### Consigne 1
D'après le jugement, à quel poste frontalier la demanderesse s'est-elle présentée le 21 novembre 2015 ?

### Source
Dossier : IMM-5856-15

Référence : 2016 CF 832

Ottawa (Ontario), le 20 juillet 2016

En présence de monsieur le juge Annis

ENTRE :

FARAH SULAIMAN

MONA ALSAYED

ADNAN ALSAIED

demandeurs

et

MINSTRE DE LA SÉCURITÉ PUBLIQUE ET DE LA PROTECTION CIVILE

défendeur

MOTIFS DU JUGEMENT ET JUGEMENT

I.                   Introduction

[1]               Il s’agit d’une demande de contrôle judiciaire en vertu du paragraphe 72(1) de la Loi sur l’immigration et la protection des réfugiés, LC 2001, c 27 [LIPR] d’une décision d’un agent de l’Agence des services frontaliers du Canada [l’agent] à l’effet que les demandeurs n’entraient pas dans l’une des exceptions prévues par l’Entente sur les tiers pays sûrs et excluant les demandeurs du Canada pour une période d’un an pour contravention du paragraphe 20(1) de la LIPR.

II.                Les faits

[2]               La demanderesse principale, Mme Farah Sulaiman, est une Palestinienne apatride née en Arabie Saoudite. Les demandeurs Mona Alsayed et Adnan Alsaied sont ses enfants mineurs et sont citoyens de la Syrie.

[3]               Le mari de la demanderesse, Rami Elsayed, est un citoyen syrien qui travaille présentement en Arabie Saoudite. Il y détient un permis de résidence lié à son employeur.

[4]               Le 16 novembre 2015, la demanderesse est entrée aux États-Unis en compagnie de ses enfants à l’aide d’un visa de visiteur. Le mari de la demanderesse n’a pas pu accompagner les demandeurs, car son employeur a refusé de le laisser quitter l’Arabie Saoudite.

[5]               Le 21 novembre 2015, la demanderesse s’est présentée au poste frontalier de Lacolle en compagnie de ses enfants dans le but de demander l’asile au Canada.

[6]               Le 22 novembre 2015, l’agent a émis un avis d’exclusion à l’endroit de la demanderesse pour une période d’un an.

III.             Question en litige

[7]               Il y a deux questions en litige :

1)      L'agent a-t-il violé le droit à l'interprète et le droit à l'avocat des demandeurs?

2)      L’agent a-t-il erré en concluant que les demandeurs n’entraient pas dans l’une des catégories d’exception à l’application de l’Entente sur les tiers pays sûrs?

IV.             Analyse

[8]               La norme de contrôle pour la question d’un droit à l’avocat ainsi que du droit à l’interprète est celle de la décision correcte, car il s’agit de droits protégés par la Charte canadienne des droits et libertés aux articles 10 et 14 (Dunsmuir c Nouveau-Brunswick, 2008 CSC 9, para 58 [Dunsmuir]). La norme de contrôle pour des questions de faits et mixtes de faits et de droit est celle de la décision raisonnable [Dunsmuir, para 166].

### Données fournies
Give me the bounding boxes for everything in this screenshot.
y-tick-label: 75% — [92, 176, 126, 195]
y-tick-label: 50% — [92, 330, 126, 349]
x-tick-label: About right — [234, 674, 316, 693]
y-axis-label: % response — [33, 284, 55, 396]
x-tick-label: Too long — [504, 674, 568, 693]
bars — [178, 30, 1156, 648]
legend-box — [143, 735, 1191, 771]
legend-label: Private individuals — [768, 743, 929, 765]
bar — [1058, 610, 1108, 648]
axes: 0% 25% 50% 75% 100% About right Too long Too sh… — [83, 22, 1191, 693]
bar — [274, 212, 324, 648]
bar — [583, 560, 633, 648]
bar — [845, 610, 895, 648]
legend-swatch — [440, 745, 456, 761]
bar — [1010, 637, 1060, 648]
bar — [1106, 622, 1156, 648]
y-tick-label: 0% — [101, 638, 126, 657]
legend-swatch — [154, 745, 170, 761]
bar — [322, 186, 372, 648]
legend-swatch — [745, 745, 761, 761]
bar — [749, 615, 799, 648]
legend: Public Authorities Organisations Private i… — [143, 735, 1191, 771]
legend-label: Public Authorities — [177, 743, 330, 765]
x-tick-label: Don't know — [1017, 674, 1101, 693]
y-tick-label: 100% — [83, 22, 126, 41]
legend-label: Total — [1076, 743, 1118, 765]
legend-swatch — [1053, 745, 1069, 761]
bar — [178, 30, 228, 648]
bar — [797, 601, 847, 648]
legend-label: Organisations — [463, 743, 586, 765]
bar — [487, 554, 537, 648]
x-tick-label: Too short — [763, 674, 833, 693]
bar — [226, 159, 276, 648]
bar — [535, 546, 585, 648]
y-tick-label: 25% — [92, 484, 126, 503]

### Consigne 2
Veuillez extraire tels quels les lignes des données fournies, en partant de la première ligne et en allant jusqu'à la ligne contenant « x-tick-label: Too long — [504, 674, 568, 693] », celle-ci comprise, et rien d'autre.

### Réponse complète 1
Au poste frontalier de Lacolle.

### Réponse complète 2
Give me the bounding boxes for everything in this screenshot.
y-tick-label: 75% — [92, 176, 126, 195]
y-tick-label: 50% — [92, 330, 126, 349]
x-tick-label: About right — [234, 674, 316, 693]
y-axis-label: % response — [33, 284, 55, 396]
x-tick-label: Too long — [504, 674, 568, 693]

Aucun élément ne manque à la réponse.